What you should do: Counting only lines below that hold "Chen", give the total alone.

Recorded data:
▼
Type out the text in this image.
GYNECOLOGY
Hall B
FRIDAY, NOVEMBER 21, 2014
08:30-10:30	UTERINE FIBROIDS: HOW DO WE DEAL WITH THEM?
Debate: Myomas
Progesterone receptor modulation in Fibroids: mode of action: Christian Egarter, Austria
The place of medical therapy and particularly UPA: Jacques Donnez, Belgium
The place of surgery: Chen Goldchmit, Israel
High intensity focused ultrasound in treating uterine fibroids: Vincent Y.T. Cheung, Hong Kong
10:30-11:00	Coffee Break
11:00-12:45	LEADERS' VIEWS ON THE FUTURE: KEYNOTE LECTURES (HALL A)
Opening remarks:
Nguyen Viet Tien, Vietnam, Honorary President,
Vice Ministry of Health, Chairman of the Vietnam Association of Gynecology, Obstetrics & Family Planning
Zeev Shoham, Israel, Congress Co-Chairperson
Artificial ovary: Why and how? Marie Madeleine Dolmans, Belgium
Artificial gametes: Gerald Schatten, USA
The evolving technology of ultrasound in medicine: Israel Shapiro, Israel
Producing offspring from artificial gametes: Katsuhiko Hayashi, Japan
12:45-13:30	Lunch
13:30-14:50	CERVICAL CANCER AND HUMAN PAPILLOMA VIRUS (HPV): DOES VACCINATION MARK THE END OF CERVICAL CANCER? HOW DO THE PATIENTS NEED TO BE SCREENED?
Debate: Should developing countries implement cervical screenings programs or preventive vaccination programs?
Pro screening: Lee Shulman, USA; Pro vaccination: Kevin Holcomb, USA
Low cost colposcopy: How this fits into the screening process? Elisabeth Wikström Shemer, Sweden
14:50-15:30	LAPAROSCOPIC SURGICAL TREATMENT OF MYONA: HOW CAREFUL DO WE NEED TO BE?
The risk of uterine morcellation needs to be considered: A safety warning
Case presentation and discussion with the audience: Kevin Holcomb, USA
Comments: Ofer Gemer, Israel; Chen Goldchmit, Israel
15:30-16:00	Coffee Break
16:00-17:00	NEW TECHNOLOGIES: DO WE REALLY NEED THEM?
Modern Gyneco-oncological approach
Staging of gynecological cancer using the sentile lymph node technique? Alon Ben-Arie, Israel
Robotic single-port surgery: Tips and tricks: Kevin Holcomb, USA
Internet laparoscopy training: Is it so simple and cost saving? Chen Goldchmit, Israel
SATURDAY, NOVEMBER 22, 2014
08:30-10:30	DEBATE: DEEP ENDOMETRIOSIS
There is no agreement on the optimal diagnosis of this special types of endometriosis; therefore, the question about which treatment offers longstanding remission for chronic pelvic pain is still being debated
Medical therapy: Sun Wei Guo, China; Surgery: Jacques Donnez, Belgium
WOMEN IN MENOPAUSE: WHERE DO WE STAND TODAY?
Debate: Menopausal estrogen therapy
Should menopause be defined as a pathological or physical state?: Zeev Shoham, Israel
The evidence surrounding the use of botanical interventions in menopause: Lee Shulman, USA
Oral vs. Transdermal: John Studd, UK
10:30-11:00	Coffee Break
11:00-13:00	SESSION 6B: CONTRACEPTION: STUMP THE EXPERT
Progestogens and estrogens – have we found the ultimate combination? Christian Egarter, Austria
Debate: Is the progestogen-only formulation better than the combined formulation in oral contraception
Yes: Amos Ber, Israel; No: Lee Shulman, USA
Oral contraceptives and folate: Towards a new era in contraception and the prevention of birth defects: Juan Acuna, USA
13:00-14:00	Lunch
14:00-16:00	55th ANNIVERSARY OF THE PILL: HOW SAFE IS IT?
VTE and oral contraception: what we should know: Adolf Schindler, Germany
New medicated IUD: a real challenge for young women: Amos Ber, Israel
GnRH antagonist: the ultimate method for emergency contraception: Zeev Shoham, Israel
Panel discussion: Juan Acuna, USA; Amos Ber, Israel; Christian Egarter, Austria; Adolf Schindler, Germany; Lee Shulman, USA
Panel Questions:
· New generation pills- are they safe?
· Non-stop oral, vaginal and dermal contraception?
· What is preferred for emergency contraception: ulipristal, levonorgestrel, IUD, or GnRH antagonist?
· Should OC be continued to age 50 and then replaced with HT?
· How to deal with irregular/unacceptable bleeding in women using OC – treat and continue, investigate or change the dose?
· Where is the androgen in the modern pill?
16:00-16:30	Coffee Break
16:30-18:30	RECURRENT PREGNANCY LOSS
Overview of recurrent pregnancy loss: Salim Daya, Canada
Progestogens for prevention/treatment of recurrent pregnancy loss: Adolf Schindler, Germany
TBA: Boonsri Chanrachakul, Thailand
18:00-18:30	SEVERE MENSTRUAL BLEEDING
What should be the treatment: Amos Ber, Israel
▲
Result of the exercise: 3